> What to work on
In the data below, find each line containing the string "YEAR" and return it.

> Records for processing
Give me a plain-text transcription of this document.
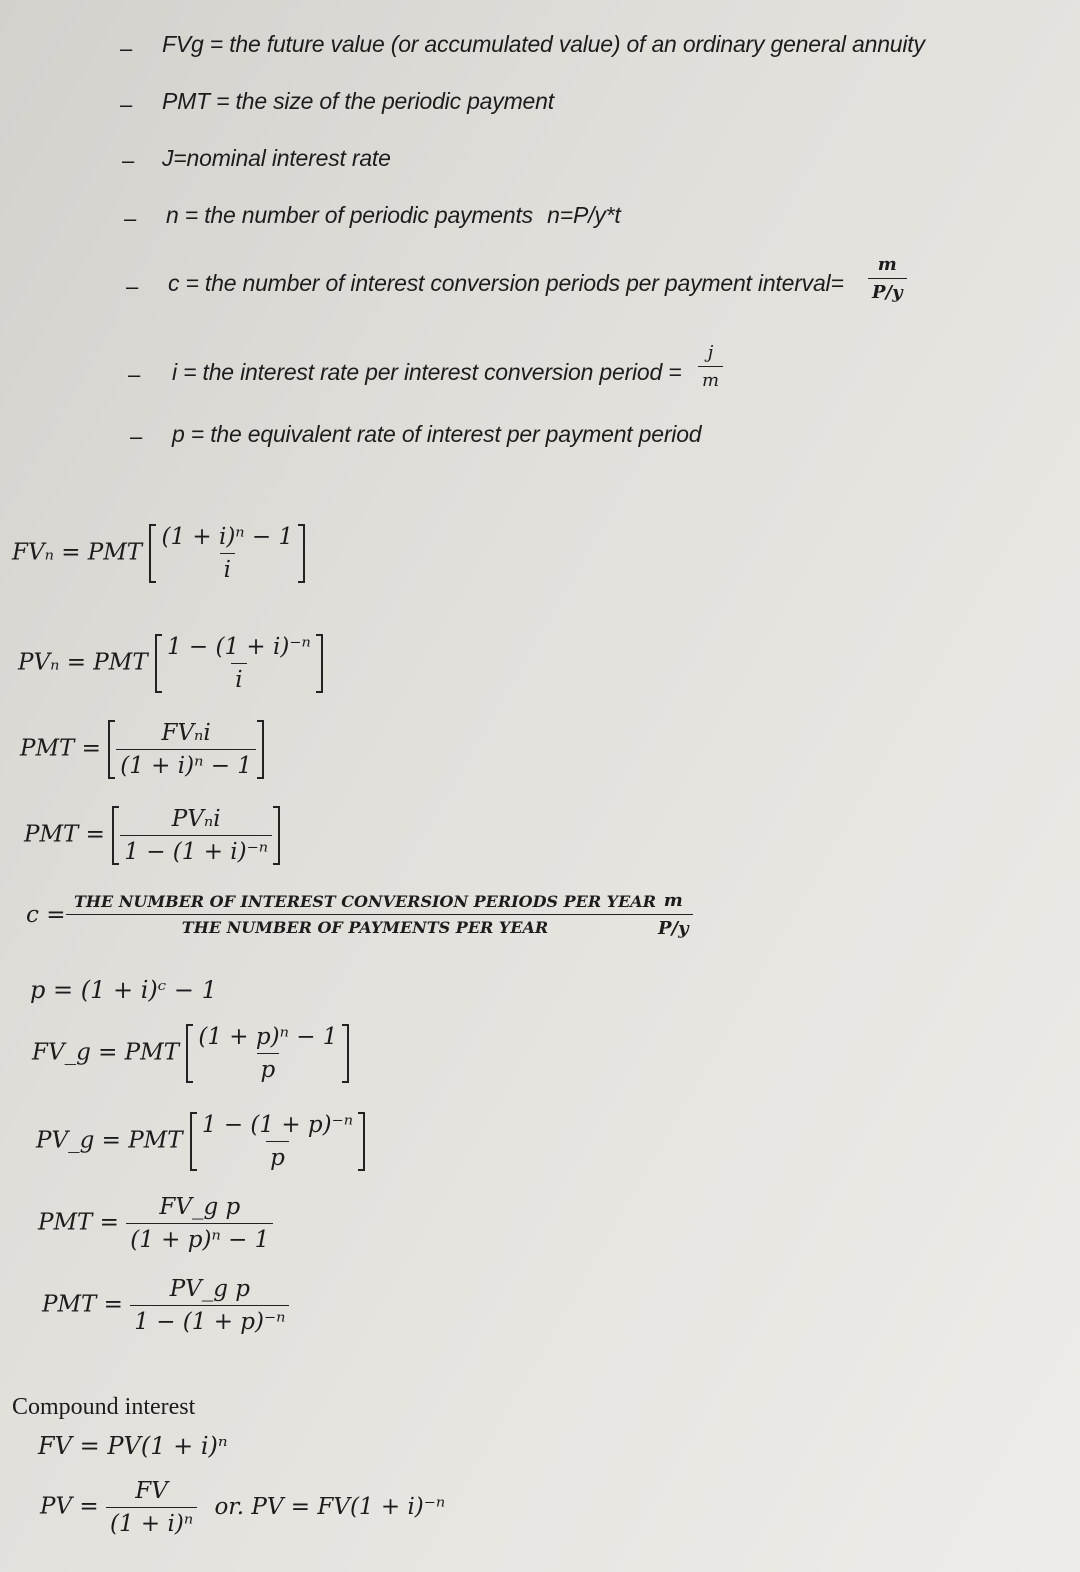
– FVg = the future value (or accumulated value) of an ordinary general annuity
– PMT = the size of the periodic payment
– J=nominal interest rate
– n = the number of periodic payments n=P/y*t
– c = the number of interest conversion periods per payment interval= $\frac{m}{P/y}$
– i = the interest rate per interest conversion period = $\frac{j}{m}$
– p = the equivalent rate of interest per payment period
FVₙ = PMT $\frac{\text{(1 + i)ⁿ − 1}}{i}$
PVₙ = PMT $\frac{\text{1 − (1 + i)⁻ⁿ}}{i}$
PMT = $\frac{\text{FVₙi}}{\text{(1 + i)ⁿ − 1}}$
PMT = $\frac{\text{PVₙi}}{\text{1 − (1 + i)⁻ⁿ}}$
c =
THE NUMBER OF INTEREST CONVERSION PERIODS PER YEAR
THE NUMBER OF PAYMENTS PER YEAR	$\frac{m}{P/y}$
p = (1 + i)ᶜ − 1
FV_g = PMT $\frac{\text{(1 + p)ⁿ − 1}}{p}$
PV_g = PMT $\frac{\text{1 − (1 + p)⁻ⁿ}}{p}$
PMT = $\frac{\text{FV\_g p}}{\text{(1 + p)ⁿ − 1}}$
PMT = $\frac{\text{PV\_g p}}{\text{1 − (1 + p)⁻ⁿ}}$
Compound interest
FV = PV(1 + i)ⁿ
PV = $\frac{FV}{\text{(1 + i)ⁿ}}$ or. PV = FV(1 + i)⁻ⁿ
---
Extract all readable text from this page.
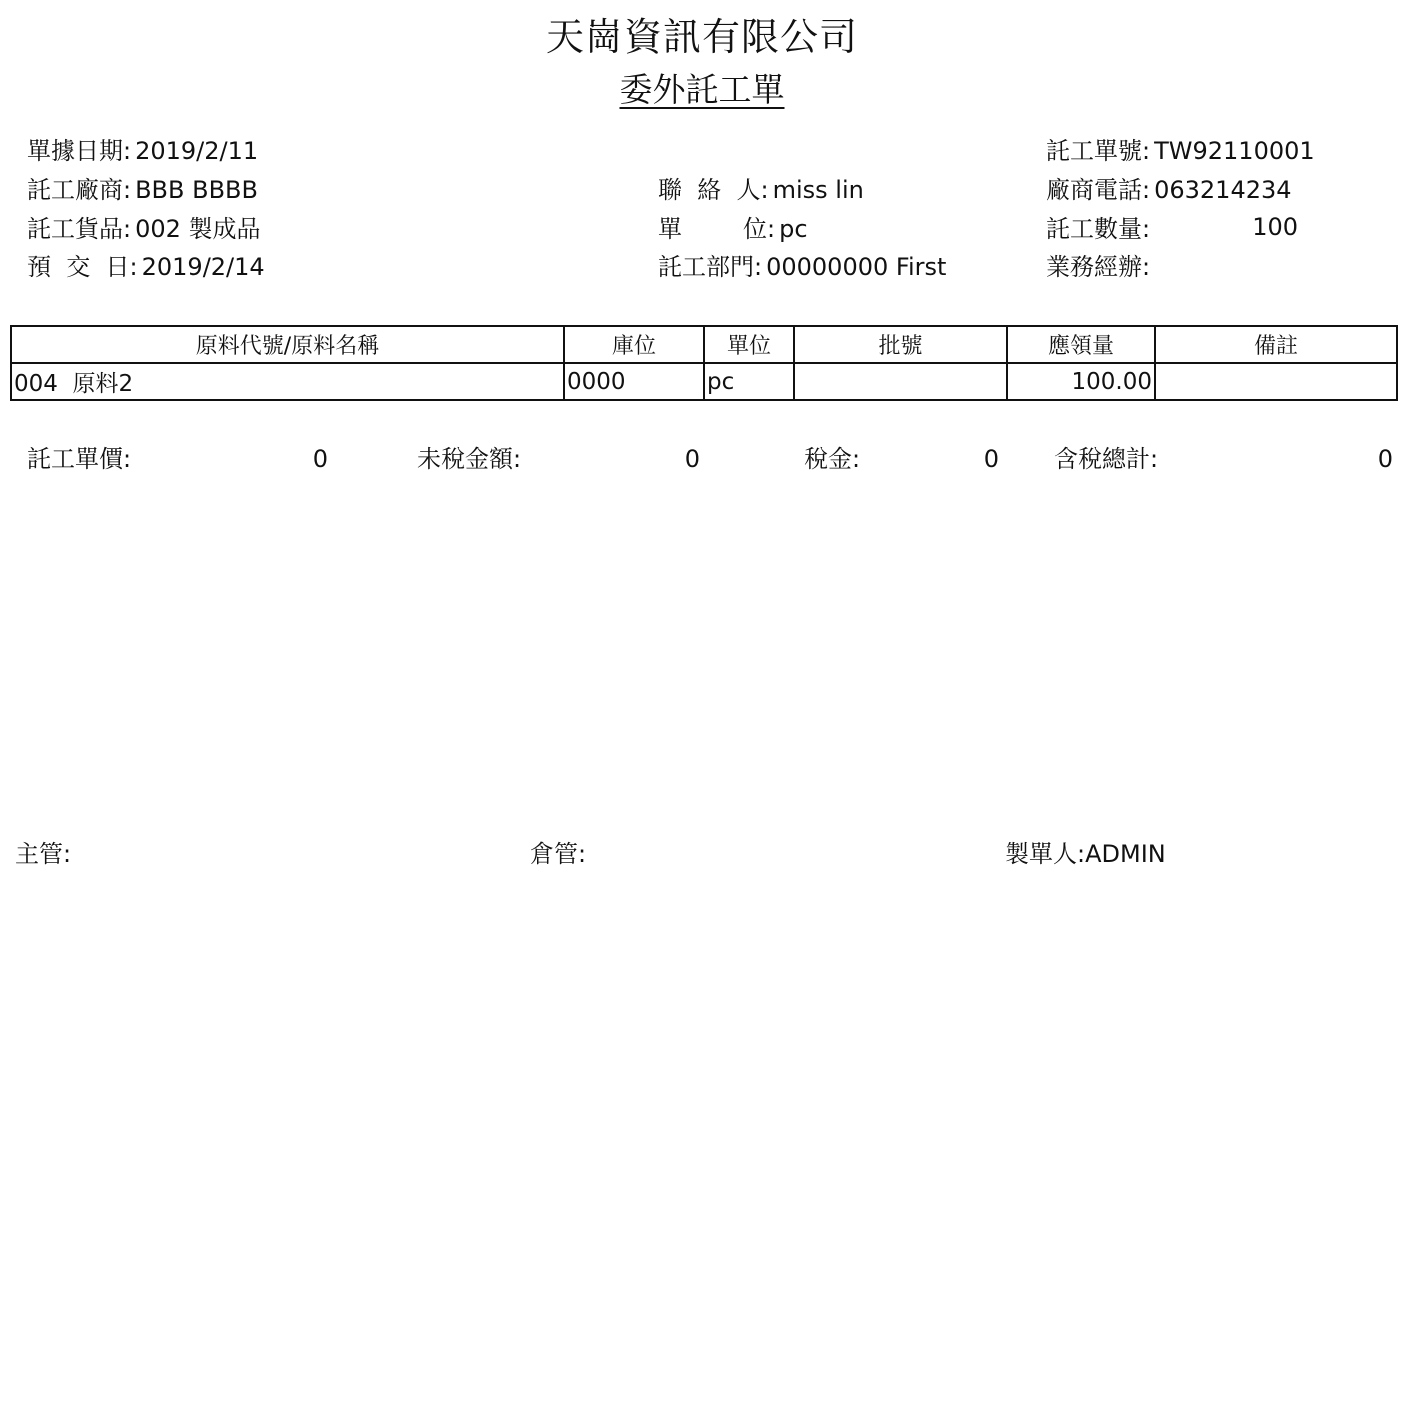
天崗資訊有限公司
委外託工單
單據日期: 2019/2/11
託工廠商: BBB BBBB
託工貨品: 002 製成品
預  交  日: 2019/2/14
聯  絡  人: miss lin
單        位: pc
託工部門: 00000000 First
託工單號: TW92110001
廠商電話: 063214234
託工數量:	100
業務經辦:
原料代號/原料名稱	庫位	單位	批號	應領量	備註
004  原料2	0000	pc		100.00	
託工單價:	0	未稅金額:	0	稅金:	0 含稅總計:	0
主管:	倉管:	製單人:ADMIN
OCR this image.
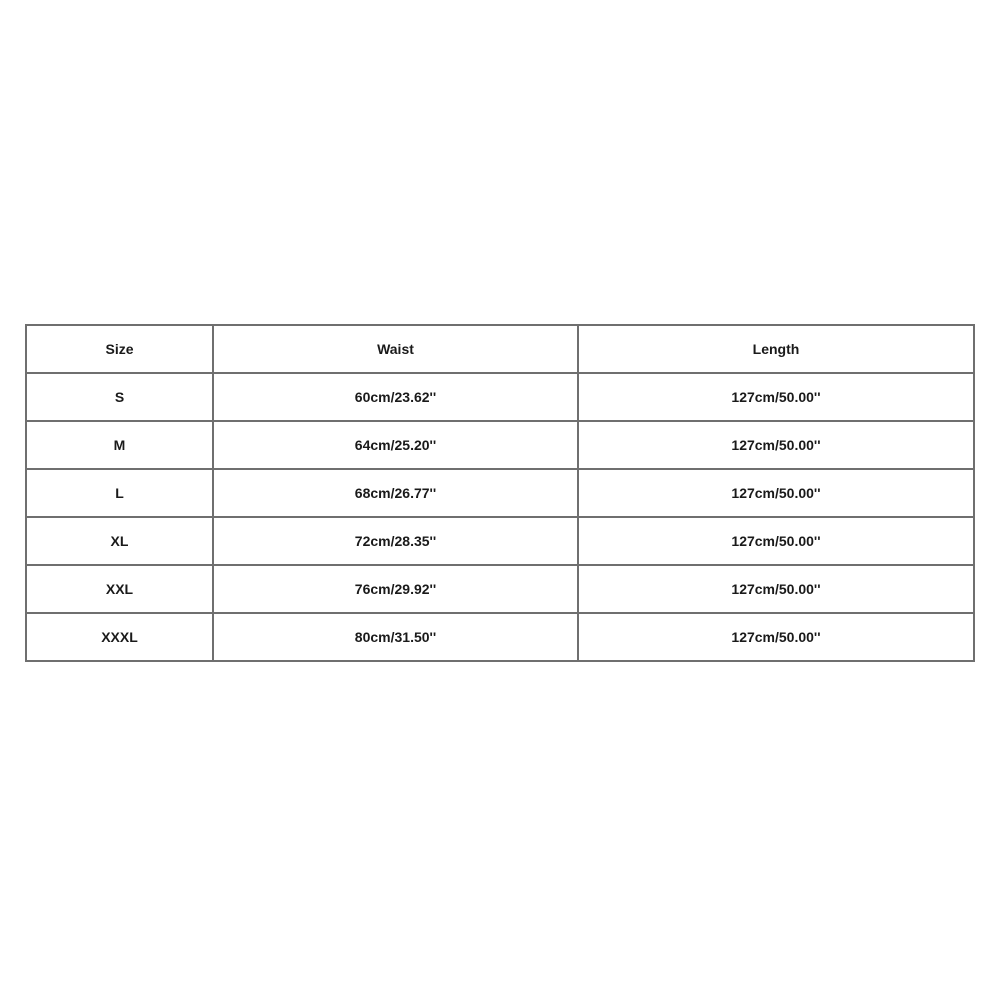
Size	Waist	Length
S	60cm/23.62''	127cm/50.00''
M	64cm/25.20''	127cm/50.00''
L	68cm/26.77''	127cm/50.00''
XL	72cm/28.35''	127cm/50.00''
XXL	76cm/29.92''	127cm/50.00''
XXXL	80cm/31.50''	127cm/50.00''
--
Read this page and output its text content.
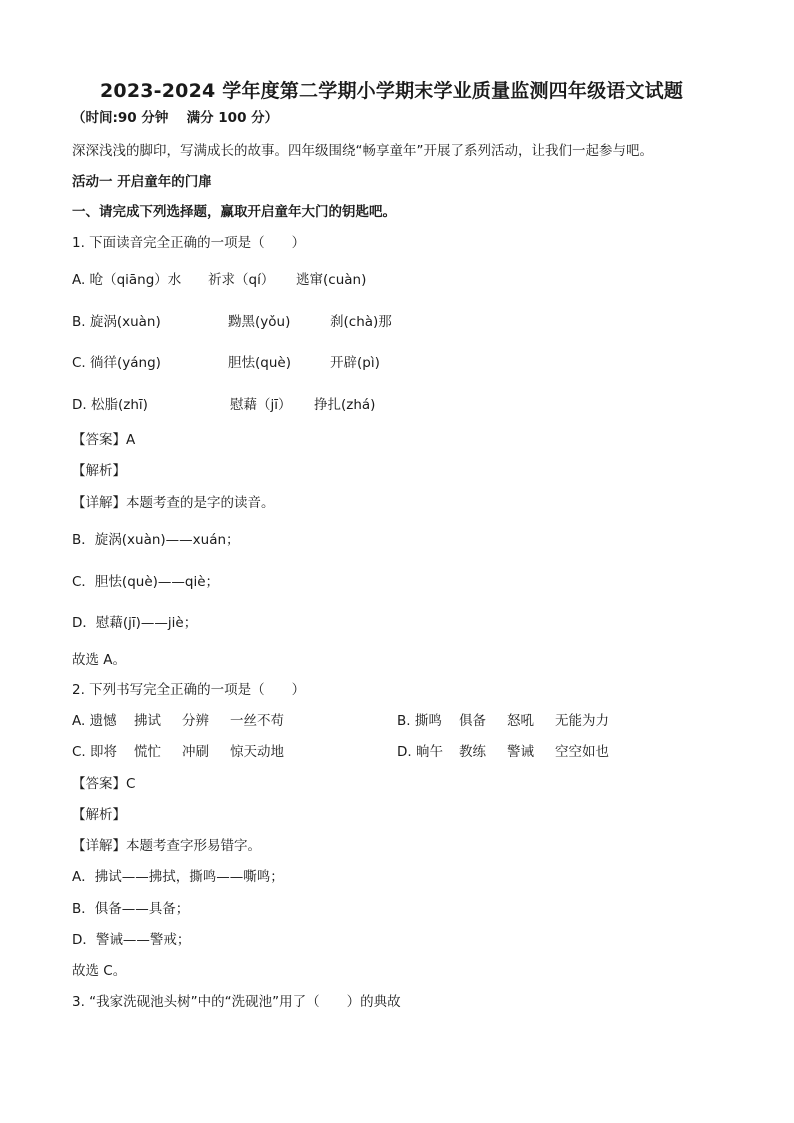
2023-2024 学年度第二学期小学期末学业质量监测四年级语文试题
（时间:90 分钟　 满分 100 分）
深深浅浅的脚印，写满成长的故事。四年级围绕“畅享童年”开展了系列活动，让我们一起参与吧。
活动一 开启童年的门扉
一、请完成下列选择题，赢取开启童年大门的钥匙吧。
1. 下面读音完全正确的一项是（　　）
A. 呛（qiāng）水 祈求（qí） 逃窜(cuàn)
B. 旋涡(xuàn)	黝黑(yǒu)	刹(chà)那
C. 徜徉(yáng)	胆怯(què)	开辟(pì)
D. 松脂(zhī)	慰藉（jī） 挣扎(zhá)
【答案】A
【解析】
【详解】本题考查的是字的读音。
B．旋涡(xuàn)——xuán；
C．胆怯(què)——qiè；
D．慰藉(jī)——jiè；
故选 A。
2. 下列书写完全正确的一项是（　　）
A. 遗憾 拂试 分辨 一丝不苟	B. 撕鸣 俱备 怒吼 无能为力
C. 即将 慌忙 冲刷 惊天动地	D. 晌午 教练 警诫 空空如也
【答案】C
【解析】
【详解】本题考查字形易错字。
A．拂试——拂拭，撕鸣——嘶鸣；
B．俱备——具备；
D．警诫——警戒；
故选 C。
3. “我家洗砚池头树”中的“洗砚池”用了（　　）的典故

> Completed exercise
THE NUMBER OF INTEREST CONVERSION PERIODS PER YEAR
THE NUMBER OF PAYMENTS PER YEAR	$\frac{m}{P/y}$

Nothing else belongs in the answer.